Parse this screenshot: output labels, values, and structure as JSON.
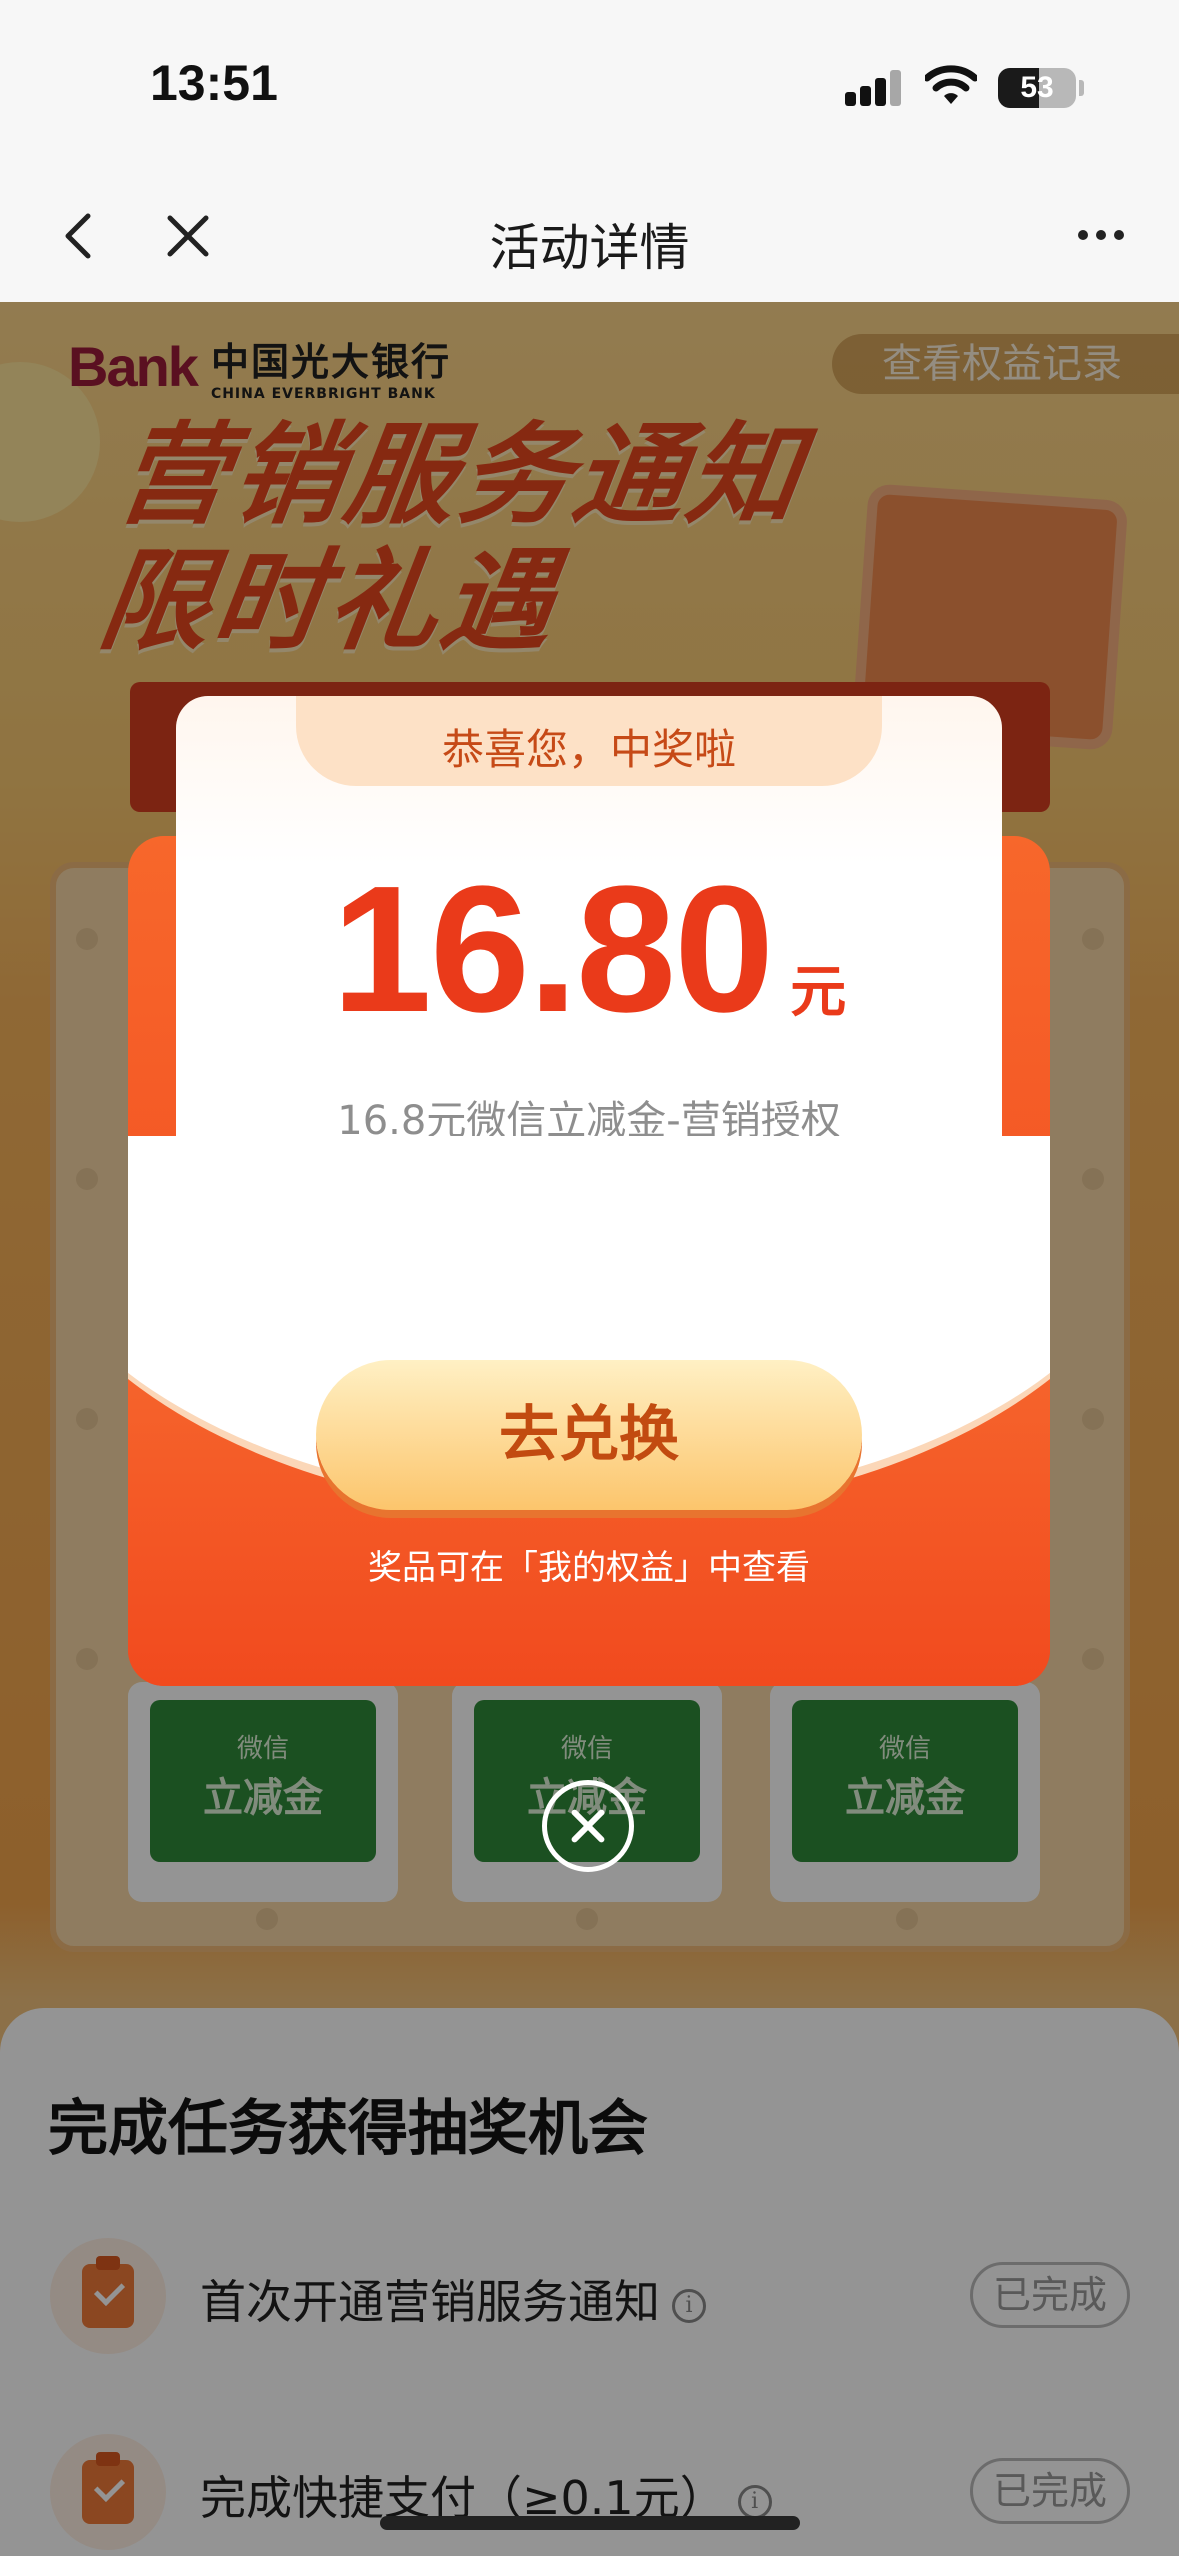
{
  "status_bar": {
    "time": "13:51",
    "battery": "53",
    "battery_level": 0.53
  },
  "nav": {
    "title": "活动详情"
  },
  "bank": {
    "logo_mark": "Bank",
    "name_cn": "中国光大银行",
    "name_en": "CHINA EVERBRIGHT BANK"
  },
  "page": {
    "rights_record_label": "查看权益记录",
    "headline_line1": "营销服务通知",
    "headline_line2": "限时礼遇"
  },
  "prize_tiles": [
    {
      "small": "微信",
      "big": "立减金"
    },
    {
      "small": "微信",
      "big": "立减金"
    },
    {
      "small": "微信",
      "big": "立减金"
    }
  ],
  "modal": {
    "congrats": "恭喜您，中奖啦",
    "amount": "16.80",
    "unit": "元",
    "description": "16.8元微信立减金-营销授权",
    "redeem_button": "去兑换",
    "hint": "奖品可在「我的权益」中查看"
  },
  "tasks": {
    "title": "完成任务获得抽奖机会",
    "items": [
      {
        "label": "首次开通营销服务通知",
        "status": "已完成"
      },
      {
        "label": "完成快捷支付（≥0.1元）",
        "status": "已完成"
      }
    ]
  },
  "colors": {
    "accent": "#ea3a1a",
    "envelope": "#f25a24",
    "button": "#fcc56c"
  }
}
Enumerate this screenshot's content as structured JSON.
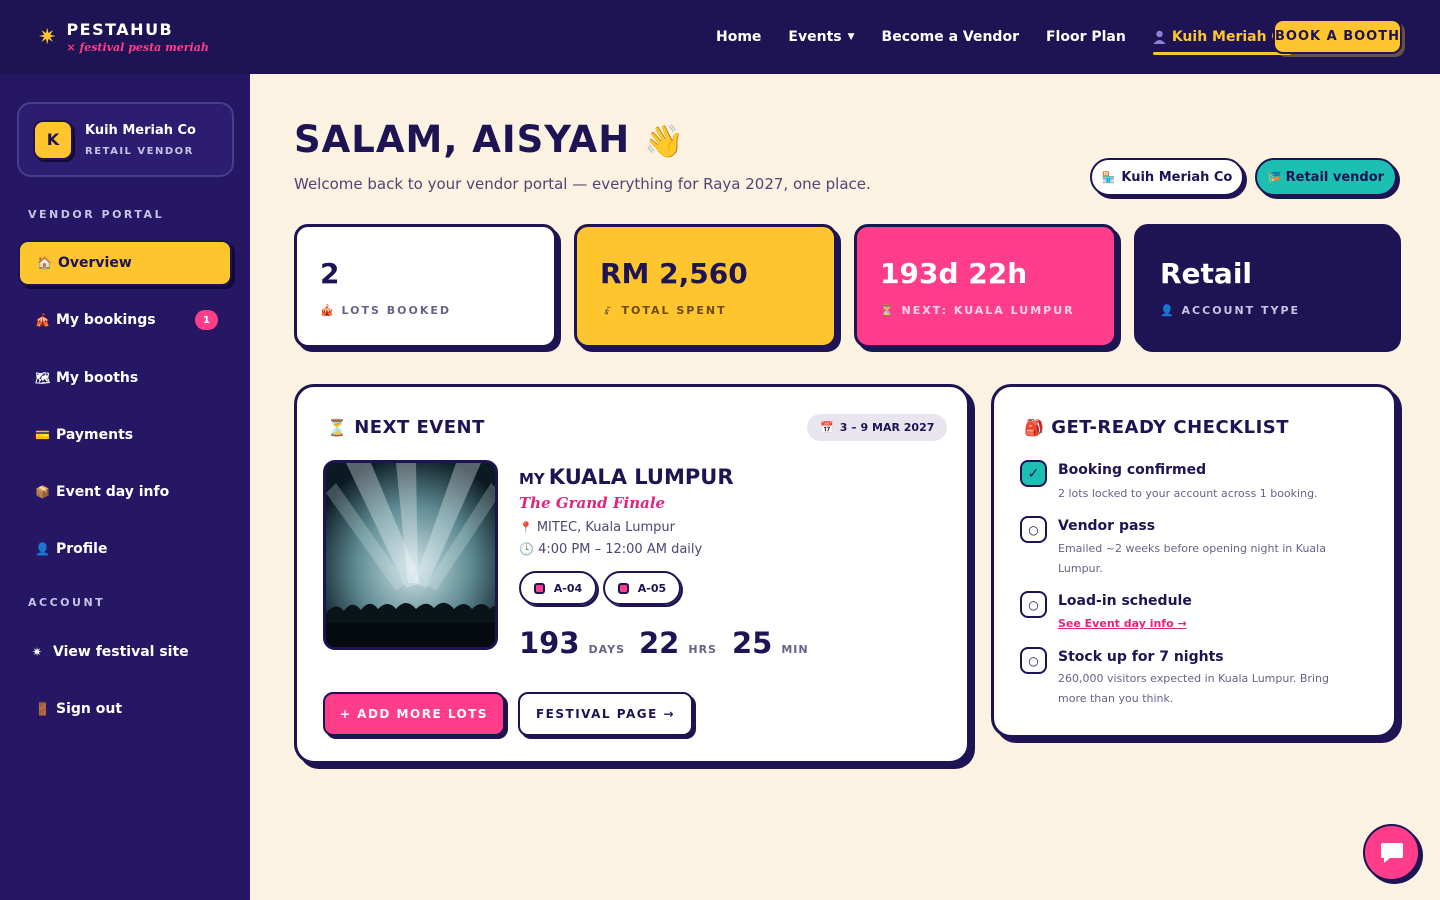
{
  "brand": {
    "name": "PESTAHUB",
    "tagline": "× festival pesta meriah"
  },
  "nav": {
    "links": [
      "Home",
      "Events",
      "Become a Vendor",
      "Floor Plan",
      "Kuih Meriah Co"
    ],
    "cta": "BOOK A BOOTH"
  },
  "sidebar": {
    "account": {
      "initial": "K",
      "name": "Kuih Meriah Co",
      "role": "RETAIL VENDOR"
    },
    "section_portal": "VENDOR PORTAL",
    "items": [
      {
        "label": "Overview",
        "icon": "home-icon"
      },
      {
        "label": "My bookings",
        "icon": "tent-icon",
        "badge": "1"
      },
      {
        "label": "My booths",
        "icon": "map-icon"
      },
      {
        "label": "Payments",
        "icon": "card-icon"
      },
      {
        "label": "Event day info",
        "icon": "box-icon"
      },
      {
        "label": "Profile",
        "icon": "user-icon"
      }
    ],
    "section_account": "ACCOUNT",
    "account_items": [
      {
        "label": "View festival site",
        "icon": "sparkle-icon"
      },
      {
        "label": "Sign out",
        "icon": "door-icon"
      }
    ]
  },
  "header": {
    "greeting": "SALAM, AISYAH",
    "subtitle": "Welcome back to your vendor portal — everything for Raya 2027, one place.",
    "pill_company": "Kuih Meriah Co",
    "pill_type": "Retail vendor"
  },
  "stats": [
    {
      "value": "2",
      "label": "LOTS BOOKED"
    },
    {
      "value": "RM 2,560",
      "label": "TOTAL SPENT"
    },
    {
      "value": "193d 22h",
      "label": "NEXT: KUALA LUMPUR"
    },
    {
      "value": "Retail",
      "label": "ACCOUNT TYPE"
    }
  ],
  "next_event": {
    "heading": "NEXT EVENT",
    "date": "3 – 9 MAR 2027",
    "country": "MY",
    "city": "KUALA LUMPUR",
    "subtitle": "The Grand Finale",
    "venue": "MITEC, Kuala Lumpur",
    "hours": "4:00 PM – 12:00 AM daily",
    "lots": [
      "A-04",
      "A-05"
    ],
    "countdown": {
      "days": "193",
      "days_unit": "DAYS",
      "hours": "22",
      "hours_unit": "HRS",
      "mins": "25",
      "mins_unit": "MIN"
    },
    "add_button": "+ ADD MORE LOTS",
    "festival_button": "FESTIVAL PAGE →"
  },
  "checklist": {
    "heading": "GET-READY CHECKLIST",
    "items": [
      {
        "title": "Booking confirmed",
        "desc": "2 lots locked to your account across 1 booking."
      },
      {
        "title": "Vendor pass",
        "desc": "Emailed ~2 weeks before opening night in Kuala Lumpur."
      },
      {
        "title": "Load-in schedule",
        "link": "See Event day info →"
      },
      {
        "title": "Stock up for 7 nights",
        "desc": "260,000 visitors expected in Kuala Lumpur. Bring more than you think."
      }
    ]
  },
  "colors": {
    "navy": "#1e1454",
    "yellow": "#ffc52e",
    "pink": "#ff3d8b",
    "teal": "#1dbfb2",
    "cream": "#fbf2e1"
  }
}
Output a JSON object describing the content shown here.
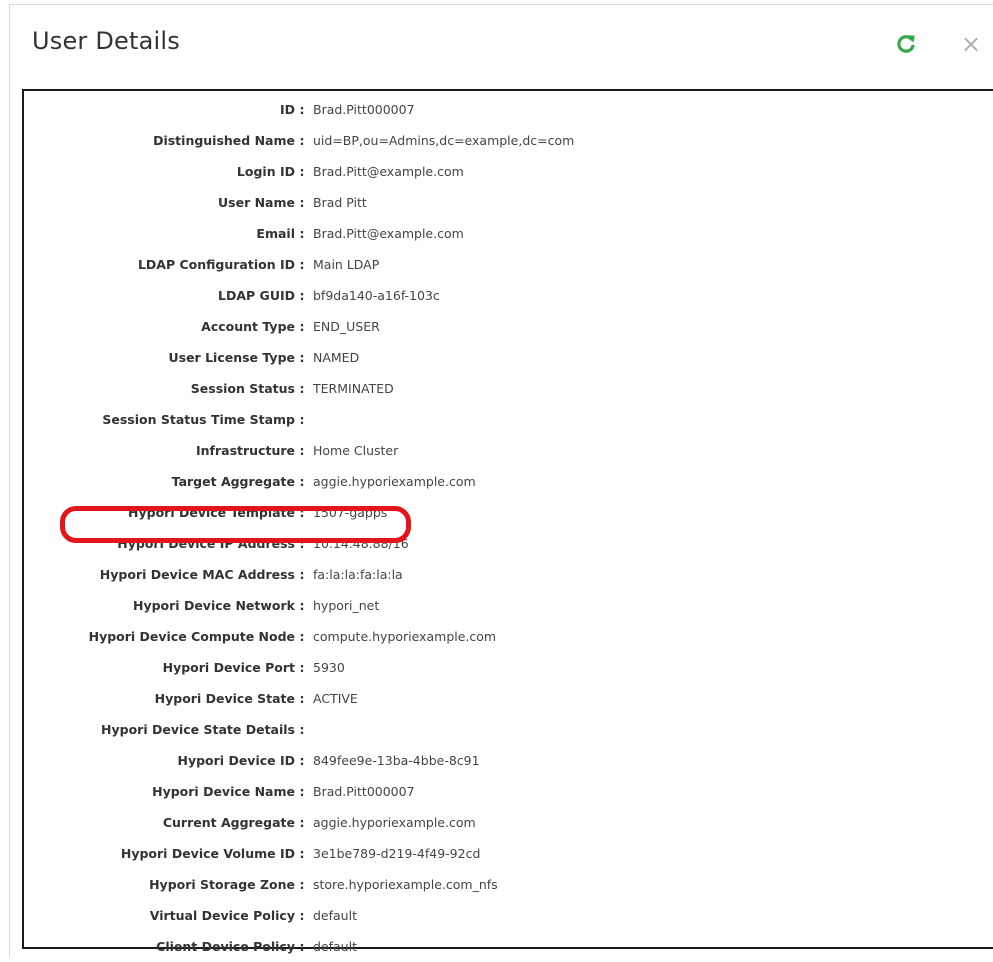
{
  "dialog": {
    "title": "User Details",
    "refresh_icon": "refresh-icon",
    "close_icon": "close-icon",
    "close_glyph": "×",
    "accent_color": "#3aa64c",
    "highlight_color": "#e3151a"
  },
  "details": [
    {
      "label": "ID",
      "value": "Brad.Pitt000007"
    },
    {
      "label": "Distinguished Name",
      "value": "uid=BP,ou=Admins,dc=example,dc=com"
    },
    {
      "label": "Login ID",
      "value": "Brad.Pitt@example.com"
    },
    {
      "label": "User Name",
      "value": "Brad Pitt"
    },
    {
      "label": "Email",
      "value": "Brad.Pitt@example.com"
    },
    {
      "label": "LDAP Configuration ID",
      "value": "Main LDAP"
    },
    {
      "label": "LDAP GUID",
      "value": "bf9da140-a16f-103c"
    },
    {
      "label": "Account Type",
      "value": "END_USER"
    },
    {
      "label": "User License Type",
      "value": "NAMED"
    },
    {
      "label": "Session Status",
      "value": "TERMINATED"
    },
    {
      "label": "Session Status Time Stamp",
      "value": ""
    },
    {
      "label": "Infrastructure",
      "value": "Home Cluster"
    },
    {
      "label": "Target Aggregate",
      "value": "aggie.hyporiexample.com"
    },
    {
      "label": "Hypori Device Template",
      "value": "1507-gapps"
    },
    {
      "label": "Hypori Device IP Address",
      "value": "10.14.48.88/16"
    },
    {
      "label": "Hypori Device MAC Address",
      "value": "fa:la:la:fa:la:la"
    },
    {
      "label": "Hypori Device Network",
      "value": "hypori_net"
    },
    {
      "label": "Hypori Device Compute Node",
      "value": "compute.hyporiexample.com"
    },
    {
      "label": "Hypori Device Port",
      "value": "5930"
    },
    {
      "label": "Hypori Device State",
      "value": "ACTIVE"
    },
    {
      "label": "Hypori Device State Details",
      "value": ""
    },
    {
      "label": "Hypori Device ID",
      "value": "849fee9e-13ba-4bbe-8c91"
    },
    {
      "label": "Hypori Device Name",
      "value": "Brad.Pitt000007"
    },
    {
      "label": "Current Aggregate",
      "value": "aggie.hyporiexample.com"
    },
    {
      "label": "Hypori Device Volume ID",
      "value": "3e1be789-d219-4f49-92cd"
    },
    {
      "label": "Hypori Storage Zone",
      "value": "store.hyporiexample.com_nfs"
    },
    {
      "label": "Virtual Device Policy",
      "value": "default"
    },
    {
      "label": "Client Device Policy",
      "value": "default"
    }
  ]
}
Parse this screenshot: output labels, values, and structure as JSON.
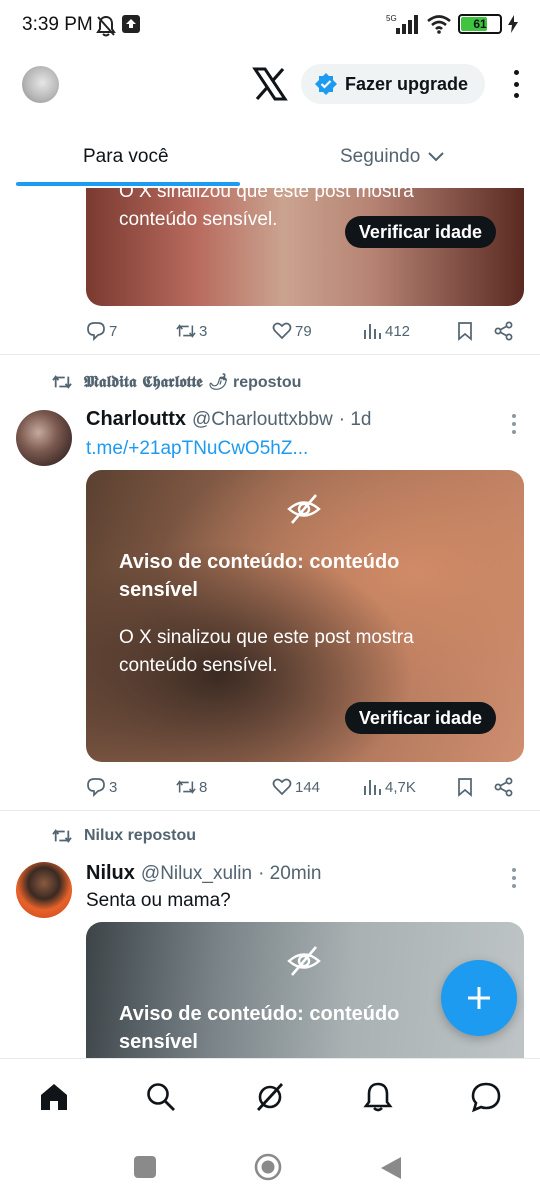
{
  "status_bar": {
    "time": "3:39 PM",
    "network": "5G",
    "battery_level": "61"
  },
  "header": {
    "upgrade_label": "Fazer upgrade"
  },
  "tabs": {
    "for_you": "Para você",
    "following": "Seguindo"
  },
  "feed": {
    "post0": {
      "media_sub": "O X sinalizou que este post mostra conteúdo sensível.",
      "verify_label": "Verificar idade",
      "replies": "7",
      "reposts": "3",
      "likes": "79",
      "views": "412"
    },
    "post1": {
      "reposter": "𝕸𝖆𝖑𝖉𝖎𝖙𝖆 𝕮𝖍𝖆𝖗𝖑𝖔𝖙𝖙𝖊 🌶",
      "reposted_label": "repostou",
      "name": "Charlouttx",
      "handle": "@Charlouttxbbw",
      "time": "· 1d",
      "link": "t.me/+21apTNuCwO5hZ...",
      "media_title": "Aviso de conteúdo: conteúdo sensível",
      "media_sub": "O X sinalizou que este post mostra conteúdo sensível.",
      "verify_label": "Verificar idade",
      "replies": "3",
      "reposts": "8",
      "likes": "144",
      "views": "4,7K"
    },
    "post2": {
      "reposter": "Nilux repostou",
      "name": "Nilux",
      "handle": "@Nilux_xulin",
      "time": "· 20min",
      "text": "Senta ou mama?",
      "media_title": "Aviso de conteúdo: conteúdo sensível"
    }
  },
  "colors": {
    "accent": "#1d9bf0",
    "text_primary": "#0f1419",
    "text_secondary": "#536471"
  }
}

Short task. Gather each line from the listing above that holds "conteúdo".

Response.
      "media_sub": "O X sinalizou que este post mostra conteúdo sensível.",
      "media_title": "Aviso de conteúdo: conteúdo sensível",
      "media_sub": "O X sinalizou que este post mostra conteúdo sensível.",
      "media_title": "Aviso de conteúdo: conteúdo sensível"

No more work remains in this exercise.